What is being asked: Extract every line of the entries below, reproducing each one character for character.

Records:
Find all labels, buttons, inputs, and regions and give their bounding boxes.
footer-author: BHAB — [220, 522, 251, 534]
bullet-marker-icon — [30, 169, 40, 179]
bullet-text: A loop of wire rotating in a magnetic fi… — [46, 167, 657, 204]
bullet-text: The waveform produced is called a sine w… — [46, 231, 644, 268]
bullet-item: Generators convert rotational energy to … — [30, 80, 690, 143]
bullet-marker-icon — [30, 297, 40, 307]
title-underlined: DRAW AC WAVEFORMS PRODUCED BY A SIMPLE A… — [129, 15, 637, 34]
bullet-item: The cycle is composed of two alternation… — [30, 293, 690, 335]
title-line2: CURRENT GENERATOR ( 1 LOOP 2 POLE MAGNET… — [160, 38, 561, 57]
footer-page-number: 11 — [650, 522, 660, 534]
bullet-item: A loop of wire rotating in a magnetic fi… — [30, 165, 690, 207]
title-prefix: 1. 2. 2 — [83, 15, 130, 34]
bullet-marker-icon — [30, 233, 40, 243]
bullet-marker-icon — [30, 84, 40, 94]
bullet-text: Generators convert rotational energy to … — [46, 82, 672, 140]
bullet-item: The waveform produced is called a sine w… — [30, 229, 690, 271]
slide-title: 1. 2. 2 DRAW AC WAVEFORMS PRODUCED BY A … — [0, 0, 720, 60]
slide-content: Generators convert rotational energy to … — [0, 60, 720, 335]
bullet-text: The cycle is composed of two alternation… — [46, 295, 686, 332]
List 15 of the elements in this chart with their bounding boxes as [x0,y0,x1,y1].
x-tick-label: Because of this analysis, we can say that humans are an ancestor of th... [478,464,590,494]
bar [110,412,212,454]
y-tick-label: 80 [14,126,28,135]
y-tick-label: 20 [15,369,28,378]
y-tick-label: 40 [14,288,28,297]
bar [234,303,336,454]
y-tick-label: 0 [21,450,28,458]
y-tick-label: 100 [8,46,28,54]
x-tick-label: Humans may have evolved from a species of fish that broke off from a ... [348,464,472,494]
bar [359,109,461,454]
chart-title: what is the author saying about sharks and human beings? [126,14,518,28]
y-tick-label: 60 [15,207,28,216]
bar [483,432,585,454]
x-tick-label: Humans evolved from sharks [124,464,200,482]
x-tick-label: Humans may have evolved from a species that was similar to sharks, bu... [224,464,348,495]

Result below:
Find all labels, buttons, inputs, and regions and give their bounding boxes.
footer-author: BHAB — [220, 522, 251, 534]
bullet-marker-icon — [30, 169, 40, 179]
bullet-text: A loop of wire rotating in a magnetic fi… — [46, 167, 657, 204]
bullet-text: The waveform produced is called a sine w… — [46, 231, 644, 268]
bullet-item: Generators convert rotational energy to … — [30, 80, 690, 143]
bullet-marker-icon — [30, 297, 40, 307]
title-underlined: DRAW AC WAVEFORMS PRODUCED BY A SIMPLE A… — [129, 15, 637, 34]
bullet-item: The cycle is composed of two alternation… — [30, 293, 690, 335]
title-line2: CURRENT GENERATOR ( 1 LOOP 2 POLE MAGNET… — [160, 38, 561, 57]
footer-page-number: 11 — [650, 522, 660, 534]
bullet-item: A loop of wire rotating in a magnetic fi… — [30, 165, 690, 207]
title-prefix: 1. 2. 2 — [83, 15, 130, 34]
bullet-marker-icon — [30, 233, 40, 243]
bullet-marker-icon — [30, 84, 40, 94]
bullet-text: Generators convert rotational energy to … — [46, 82, 672, 140]
bullet-item: The waveform produced is called a sine w… — [30, 229, 690, 271]
slide-title: 1. 2. 2 DRAW AC WAVEFORMS PRODUCED BY A … — [0, 0, 720, 60]
slide-content: Generators convert rotational energy to … — [0, 60, 720, 335]
bullet-text: The cycle is composed of two alternation… — [46, 295, 686, 332]
List 15 of the elements in this chart with their bounding boxes as [x0,y0,x1,y1].
x-tick-label: Because of this analysis, we can say that humans are an ancestor of th... [478,464,590,494]
bar [110,412,212,454]
y-tick-label: 80 [14,126,28,135]
y-tick-label: 20 [15,369,28,378]
y-tick-label: 40 [14,288,28,297]
bar [234,303,336,454]
y-tick-label: 0 [21,450,28,458]
y-tick-label: 100 [8,46,28,54]
x-tick-label: Humans may have evolved from a species of fish that broke off from a ... [348,464,472,494]
bar [359,109,461,454]
chart-title: what is the author saying about sharks and human beings? [126,14,518,28]
y-tick-label: 60 [15,207,28,216]
bar [483,432,585,454]
x-tick-label: Humans evolved from sharks [124,464,200,482]
x-tick-label: Humans may have evolved from a species that was similar to sharks, bu... [224,464,348,495]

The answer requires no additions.